═══ DATA FOR THE TASK

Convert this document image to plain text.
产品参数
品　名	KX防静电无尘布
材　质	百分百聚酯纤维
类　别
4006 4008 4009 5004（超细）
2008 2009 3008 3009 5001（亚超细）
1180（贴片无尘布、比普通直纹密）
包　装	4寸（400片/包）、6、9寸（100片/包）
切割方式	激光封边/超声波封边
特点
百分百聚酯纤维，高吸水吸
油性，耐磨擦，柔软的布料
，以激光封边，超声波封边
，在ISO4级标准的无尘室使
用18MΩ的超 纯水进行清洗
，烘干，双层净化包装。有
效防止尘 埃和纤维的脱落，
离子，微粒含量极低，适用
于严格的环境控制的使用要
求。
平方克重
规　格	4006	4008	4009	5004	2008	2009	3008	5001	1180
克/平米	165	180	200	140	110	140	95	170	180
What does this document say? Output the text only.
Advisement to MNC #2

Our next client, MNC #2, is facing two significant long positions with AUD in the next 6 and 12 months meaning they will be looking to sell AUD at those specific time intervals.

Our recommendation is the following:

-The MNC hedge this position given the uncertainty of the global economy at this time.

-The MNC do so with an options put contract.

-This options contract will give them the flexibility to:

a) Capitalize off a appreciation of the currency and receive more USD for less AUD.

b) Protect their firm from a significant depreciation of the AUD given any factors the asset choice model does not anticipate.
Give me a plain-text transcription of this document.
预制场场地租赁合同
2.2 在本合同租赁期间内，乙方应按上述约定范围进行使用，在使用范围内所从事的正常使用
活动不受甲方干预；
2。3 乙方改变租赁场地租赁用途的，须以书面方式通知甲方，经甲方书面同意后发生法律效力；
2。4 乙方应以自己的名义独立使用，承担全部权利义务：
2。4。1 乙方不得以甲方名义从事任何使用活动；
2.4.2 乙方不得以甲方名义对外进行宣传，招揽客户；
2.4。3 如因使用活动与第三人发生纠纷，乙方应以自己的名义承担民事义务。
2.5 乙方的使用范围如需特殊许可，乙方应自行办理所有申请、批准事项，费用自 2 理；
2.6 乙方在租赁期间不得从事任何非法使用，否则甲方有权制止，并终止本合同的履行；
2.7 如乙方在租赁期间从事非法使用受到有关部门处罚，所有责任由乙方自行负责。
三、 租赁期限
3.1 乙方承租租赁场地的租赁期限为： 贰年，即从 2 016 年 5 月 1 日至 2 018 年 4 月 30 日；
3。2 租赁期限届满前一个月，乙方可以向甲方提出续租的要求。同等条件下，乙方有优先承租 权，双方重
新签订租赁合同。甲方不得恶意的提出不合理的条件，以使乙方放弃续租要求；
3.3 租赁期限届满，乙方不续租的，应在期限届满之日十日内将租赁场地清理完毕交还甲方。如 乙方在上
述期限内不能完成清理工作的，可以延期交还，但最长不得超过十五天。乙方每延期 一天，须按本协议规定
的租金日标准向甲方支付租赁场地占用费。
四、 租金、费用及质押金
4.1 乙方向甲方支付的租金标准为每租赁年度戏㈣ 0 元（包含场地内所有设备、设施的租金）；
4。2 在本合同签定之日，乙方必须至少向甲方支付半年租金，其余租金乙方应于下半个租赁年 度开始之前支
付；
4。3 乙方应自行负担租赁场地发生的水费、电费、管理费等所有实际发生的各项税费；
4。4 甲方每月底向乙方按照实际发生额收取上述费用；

══════

§ DIRECTIONS FOR THIS TASK: Return all the data exactly as given.

§ CORRECT OUTPUT:
Convert this document image to plain text.
产品参数
品　名	KX防静电无尘布
材　质	百分百聚酯纤维
类　别
4006 4008 4009 5004（超细）
2008 2009 3008 3009 5001（亚超细）
1180（贴片无尘布、比普通直纹密）
包　装	4寸（400片/包）、6、9寸（100片/包）
切割方式	激光封边/超声波封边
特点
百分百聚酯纤维，高吸水吸
油性，耐磨擦，柔软的布料
，以激光封边，超声波封边
，在ISO4级标准的无尘室使
用18MΩ的超 纯水进行清洗
，烘干，双层净化包装。有
效防止尘 埃和纤维的脱落，
离子，微粒含量极低，适用
于严格的环境控制的使用要
求。
平方克重
规　格	4006	4008	4009	5004	2008	2009	3008	5001	1180
克/平米	165	180	200	140	110	140	95	170	180
What does this document say? Output the text only.
Advisement to MNC #2

Our next client, MNC #2, is facing two significant long positions with AUD in the next 6 and 12 months meaning they will be looking to sell AUD at those specific time intervals.

Our recommendation is the following:

-The MNC hedge this position given the uncertainty of the global economy at this time.

-The MNC do so with an options put contract.

-This options contract will give them the flexibility to:

a) Capitalize off a appreciation of the currency and receive more USD for less AUD.

b) Protect their firm from a significant depreciation of the AUD given any factors the asset choice model does not anticipate.
Give me a plain-text transcription of this document.
预制场场地租赁合同
2.2 在本合同租赁期间内，乙方应按上述约定范围进行使用，在使用范围内所从事的正常使用
活动不受甲方干预；
2。3 乙方改变租赁场地租赁用途的，须以书面方式通知甲方，经甲方书面同意后发生法律效力；
2。4 乙方应以自己的名义独立使用，承担全部权利义务：
2。4。1 乙方不得以甲方名义从事任何使用活动；
2.4.2 乙方不得以甲方名义对外进行宣传，招揽客户；
2.4。3 如因使用活动与第三人发生纠纷，乙方应以自己的名义承担民事义务。
2.5 乙方的使用范围如需特殊许可，乙方应自行办理所有申请、批准事项，费用自 2 理；
2.6 乙方在租赁期间不得从事任何非法使用，否则甲方有权制止，并终止本合同的履行；
2.7 如乙方在租赁期间从事非法使用受到有关部门处罚，所有责任由乙方自行负责。
三、 租赁期限
3.1 乙方承租租赁场地的租赁期限为： 贰年，即从 2 016 年 5 月 1 日至 2 018 年 4 月 30 日；
3。2 租赁期限届满前一个月，乙方可以向甲方提出续租的要求。同等条件下，乙方有优先承租 权，双方重
新签订租赁合同。甲方不得恶意的提出不合理的条件，以使乙方放弃续租要求；
3.3 租赁期限届满，乙方不续租的，应在期限届满之日十日内将租赁场地清理完毕交还甲方。如 乙方在上
述期限内不能完成清理工作的，可以延期交还，但最长不得超过十五天。乙方每延期 一天，须按本协议规定
的租金日标准向甲方支付租赁场地占用费。
四、 租金、费用及质押金
4.1 乙方向甲方支付的租金标准为每租赁年度戏㈣ 0 元（包含场地内所有设备、设施的租金）；
4。2 在本合同签定之日，乙方必须至少向甲方支付半年租金，其余租金乙方应于下半个租赁年 度开始之前支
付；
4。3 乙方应自行负担租赁场地发生的水费、电费、管理费等所有实际发生的各项税费；
4。4 甲方每月底向乙方按照实际发生额收取上述费用；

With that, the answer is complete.